**The problem:**
Here is a set of records. Copy them all exactly.

──────── Data ────────

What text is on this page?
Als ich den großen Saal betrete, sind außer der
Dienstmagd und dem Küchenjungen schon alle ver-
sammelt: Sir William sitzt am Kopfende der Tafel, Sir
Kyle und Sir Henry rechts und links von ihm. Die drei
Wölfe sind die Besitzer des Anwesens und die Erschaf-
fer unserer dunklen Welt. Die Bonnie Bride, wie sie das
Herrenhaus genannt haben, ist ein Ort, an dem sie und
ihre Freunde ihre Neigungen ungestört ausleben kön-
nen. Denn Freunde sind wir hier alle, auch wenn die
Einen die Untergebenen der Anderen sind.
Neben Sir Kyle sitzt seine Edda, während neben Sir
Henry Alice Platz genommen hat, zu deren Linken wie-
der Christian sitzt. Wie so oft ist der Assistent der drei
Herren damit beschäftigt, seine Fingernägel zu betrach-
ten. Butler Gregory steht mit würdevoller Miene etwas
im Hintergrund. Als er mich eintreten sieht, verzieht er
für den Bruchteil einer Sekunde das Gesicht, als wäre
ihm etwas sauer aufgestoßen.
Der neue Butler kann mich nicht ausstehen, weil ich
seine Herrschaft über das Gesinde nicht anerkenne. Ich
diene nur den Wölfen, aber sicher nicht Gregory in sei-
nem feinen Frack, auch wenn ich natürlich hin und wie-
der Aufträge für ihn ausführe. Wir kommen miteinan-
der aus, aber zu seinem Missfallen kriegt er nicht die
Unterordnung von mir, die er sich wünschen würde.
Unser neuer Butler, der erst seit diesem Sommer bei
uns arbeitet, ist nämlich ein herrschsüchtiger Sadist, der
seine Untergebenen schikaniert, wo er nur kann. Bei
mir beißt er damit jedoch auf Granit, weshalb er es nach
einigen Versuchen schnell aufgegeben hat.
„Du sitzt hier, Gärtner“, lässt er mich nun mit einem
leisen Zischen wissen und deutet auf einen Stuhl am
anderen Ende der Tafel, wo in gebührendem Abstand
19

────────

**Written response:**
What text is on this page?
Als ich den großen Saal betrete, sind außer der
Dienstmagd und dem Küchenjungen schon alle ver-
sammelt: Sir William sitzt am Kopfende der Tafel, Sir
Kyle und Sir Henry rechts und links von ihm. Die drei
Wölfe sind die Besitzer des Anwesens und die Erschaf-
fer unserer dunklen Welt. Die Bonnie Bride, wie sie das
Herrenhaus genannt haben, ist ein Ort, an dem sie und
ihre Freunde ihre Neigungen ungestört ausleben kön-
nen. Denn Freunde sind wir hier alle, auch wenn die
Einen die Untergebenen der Anderen sind.
Neben Sir Kyle sitzt seine Edda, während neben Sir
Henry Alice Platz genommen hat, zu deren Linken wie-
der Christian sitzt. Wie so oft ist der Assistent der drei
Herren damit beschäftigt, seine Fingernägel zu betrach-
ten. Butler Gregory steht mit würdevoller Miene etwas
im Hintergrund. Als er mich eintreten sieht, verzieht er
für den Bruchteil einer Sekunde das Gesicht, als wäre
ihm etwas sauer aufgestoßen.
Der neue Butler kann mich nicht ausstehen, weil ich
seine Herrschaft über das Gesinde nicht anerkenne. Ich
diene nur den Wölfen, aber sicher nicht Gregory in sei-
nem feinen Frack, auch wenn ich natürlich hin und wie-
der Aufträge für ihn ausführe. Wir kommen miteinan-
der aus, aber zu seinem Missfallen kriegt er nicht die
Unterordnung von mir, die er sich wünschen würde.
Unser neuer Butler, der erst seit diesem Sommer bei
uns arbeitet, ist nämlich ein herrschsüchtiger Sadist, der
seine Untergebenen schikaniert, wo er nur kann. Bei
mir beißt er damit jedoch auf Granit, weshalb er es nach
einigen Versuchen schnell aufgegeben hat.
„Du sitzt hier, Gärtner“, lässt er mich nun mit einem
leisen Zischen wissen und deutet auf einen Stuhl am
anderen Ende der Tafel, wo in gebührendem Abstand
19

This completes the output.